## Entries supplied
━━━━━━━━━━━━━━━━━━━━
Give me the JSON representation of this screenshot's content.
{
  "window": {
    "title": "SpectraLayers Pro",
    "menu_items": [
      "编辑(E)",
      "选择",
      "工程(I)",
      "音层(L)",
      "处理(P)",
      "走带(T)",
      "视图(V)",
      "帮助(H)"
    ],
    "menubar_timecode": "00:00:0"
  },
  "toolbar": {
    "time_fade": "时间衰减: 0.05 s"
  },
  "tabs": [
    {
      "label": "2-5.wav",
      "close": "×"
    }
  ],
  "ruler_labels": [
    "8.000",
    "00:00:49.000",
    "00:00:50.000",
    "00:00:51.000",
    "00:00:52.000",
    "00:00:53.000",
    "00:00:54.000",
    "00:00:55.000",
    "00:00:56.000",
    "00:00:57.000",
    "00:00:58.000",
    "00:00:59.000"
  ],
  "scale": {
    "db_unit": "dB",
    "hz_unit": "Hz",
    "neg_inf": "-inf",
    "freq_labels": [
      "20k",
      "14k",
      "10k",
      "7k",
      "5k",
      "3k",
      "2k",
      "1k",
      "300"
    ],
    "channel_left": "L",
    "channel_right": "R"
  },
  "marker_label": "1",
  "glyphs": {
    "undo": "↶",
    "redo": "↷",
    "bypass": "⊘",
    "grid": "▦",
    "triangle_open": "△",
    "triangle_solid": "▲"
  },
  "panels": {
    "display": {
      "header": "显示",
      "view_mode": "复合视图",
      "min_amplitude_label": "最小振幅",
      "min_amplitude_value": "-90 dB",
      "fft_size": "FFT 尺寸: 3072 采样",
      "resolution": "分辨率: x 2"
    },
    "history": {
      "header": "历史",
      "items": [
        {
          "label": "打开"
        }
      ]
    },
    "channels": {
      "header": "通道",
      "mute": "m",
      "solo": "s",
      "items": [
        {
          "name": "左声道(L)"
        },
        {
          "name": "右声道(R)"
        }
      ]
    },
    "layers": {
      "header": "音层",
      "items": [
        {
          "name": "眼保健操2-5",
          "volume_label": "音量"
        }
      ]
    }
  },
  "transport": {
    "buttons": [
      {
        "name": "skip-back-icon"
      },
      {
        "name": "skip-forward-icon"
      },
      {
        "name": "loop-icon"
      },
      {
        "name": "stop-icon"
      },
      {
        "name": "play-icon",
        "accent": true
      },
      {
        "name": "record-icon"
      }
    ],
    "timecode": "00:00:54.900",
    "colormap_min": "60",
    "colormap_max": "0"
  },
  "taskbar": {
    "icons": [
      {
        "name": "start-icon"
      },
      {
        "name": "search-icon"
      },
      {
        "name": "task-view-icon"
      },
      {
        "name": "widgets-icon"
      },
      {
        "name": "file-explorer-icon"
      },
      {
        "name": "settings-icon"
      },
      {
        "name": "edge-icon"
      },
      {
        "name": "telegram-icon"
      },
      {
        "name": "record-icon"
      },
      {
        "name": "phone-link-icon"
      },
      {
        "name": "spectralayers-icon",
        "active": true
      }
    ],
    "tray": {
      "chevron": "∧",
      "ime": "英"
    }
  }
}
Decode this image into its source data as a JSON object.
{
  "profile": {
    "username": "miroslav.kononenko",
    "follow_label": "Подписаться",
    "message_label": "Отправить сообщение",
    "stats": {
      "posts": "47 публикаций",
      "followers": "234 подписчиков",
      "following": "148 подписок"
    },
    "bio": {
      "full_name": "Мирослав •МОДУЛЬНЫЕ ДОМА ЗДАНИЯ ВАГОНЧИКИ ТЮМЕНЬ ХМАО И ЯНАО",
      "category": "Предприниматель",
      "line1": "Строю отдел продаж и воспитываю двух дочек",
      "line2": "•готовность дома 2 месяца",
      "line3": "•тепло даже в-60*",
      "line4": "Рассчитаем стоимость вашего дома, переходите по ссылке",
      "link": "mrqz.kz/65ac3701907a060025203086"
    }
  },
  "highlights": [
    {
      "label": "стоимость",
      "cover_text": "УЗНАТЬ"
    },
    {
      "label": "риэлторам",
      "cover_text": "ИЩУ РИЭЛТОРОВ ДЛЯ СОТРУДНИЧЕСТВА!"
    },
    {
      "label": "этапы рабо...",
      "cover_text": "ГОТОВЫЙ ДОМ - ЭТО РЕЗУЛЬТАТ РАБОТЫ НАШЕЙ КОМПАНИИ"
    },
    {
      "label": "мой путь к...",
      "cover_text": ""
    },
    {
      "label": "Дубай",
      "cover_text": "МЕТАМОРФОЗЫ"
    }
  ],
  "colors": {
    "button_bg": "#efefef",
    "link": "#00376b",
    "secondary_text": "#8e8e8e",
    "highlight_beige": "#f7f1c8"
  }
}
━━━━━━━━━━━━━━━━━━━━
## Prompt
Pick out lines containing the word "this", each one as written.

## Exercise output
Give me the JSON representation of this screenshot's content.
Decode this image into its source data as a JSON object.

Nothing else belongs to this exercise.